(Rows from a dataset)
# # # # # # #

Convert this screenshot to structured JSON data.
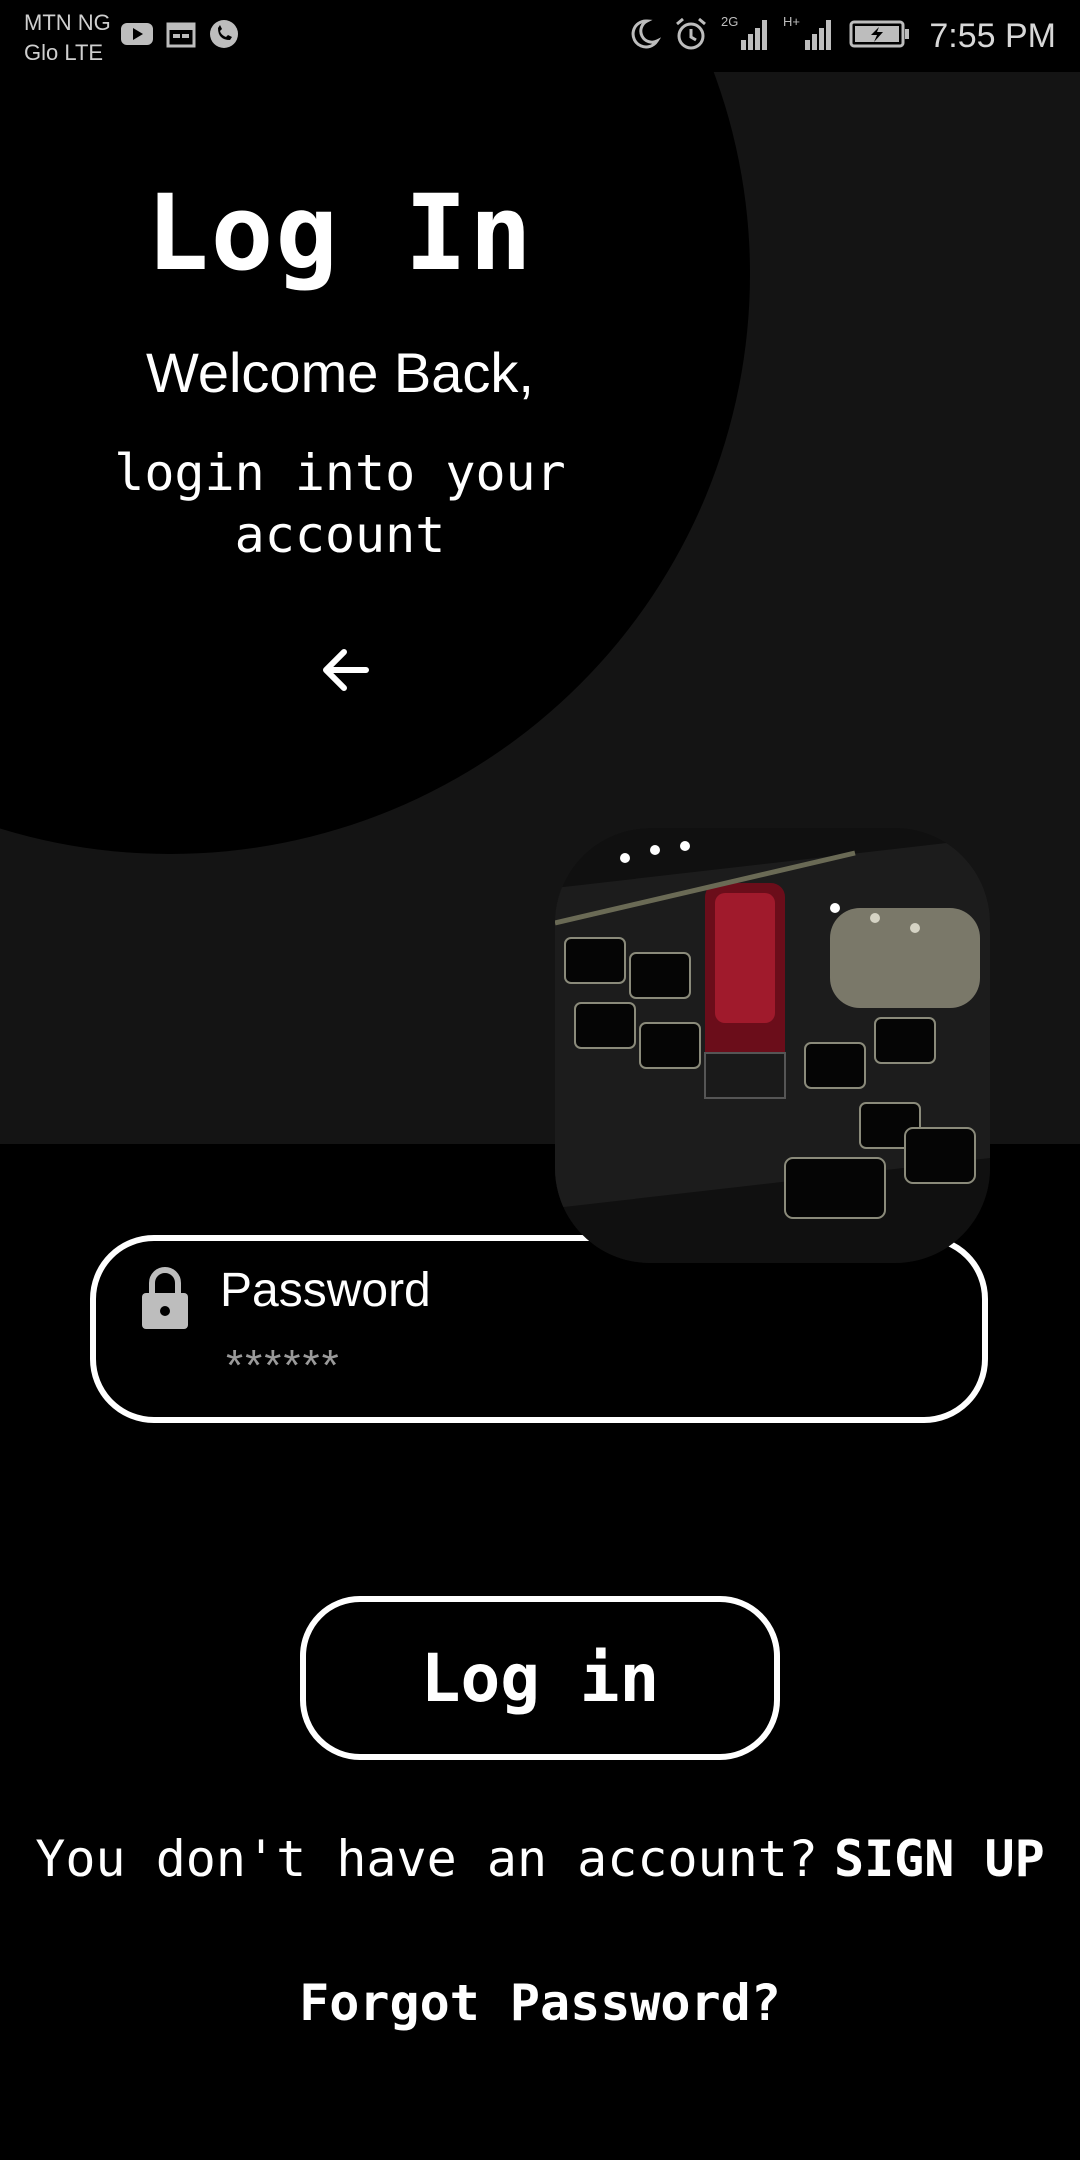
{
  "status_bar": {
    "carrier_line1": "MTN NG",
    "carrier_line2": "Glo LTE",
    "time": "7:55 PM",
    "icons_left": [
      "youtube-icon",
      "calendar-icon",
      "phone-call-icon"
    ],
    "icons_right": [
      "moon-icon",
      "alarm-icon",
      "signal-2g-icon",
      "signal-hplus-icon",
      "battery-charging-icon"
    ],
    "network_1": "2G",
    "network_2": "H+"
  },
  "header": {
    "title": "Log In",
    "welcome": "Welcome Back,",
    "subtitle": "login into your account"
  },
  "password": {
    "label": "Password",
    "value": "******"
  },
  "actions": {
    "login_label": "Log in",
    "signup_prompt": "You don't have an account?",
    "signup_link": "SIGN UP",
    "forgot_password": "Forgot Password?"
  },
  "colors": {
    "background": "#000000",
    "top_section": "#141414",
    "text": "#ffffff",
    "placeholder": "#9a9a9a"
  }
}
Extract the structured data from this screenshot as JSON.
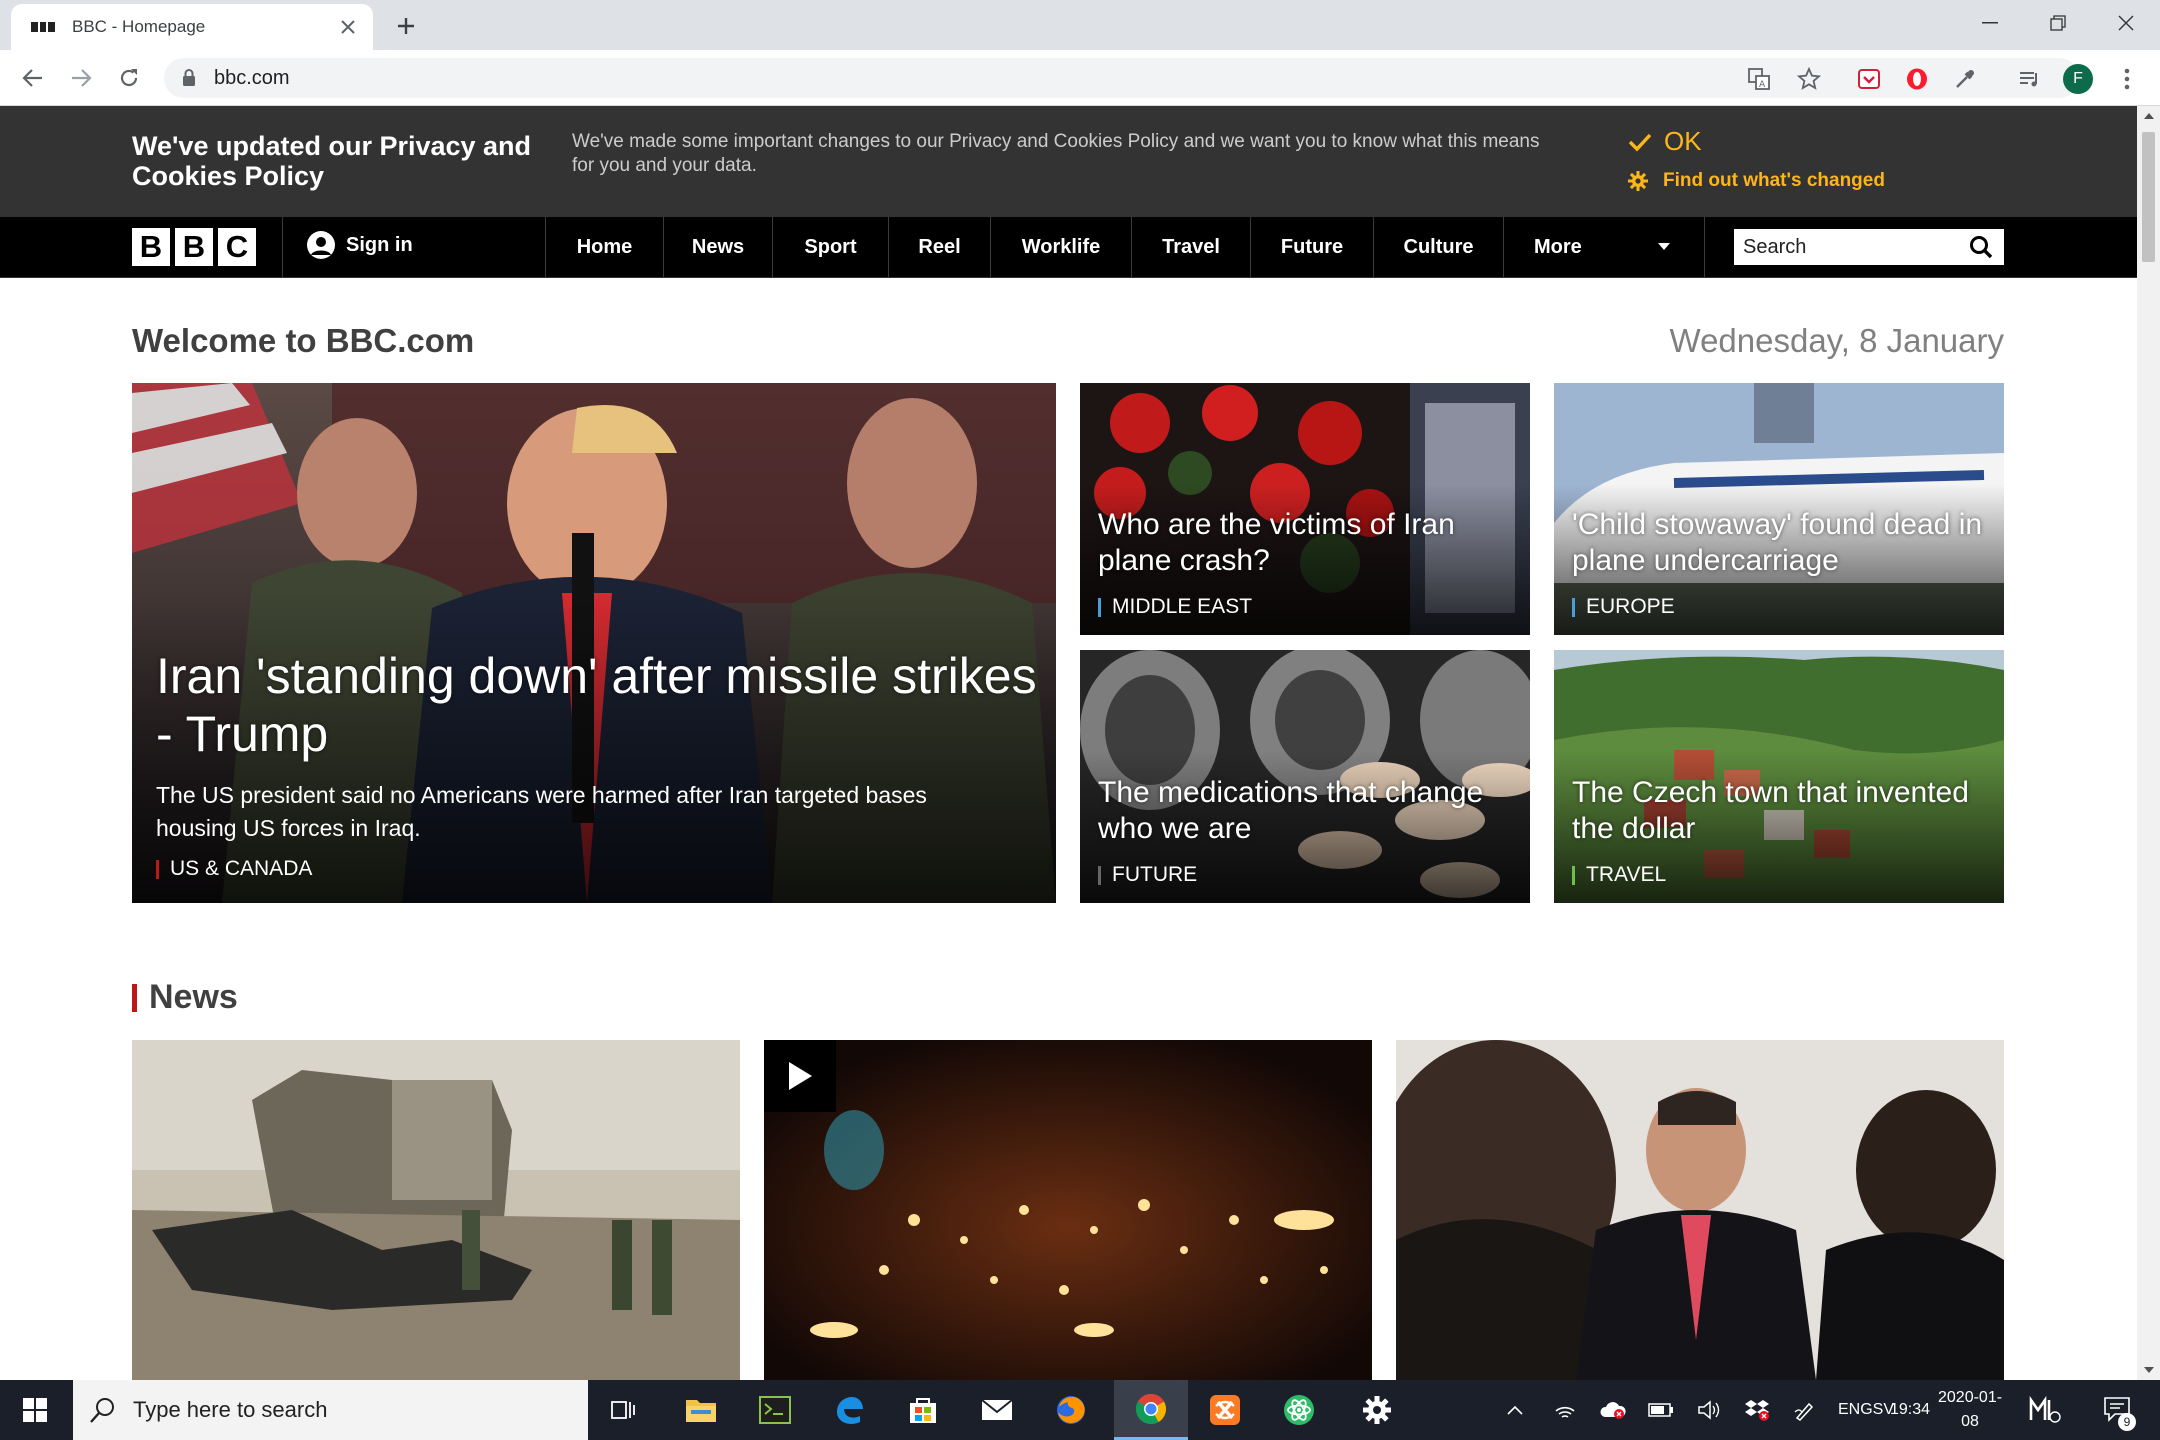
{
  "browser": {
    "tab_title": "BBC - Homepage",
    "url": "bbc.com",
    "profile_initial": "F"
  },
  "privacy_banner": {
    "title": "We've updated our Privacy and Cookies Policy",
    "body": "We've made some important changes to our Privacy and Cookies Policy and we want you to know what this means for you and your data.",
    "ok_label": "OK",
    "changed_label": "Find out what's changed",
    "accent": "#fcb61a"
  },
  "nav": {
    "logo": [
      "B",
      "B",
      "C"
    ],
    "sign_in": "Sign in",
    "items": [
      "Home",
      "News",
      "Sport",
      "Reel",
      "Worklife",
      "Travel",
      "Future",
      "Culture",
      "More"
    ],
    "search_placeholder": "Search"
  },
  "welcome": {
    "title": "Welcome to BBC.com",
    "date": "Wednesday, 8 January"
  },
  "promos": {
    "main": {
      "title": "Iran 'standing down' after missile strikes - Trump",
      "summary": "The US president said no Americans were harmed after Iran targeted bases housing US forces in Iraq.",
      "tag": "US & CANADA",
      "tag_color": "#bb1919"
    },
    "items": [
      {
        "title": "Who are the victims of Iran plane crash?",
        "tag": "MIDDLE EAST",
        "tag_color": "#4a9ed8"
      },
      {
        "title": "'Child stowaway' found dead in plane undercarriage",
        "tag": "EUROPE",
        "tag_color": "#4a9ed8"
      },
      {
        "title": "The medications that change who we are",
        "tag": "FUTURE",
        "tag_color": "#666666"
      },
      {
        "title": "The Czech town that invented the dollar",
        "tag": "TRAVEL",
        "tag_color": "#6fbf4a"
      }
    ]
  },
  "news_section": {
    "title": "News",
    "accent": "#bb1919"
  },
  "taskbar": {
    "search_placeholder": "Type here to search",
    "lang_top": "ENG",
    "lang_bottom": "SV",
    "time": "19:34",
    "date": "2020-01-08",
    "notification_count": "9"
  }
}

# # # # # # #

● **Aim of the exercise**:
Select all lines in the listing above where the word "your" appears, and show them.

● **Correct answer**:
    "subtitle": "login into your account"
    "body": "We've made some important changes to our Privacy and Cookies Policy and we want you to know what this means for you and your data.",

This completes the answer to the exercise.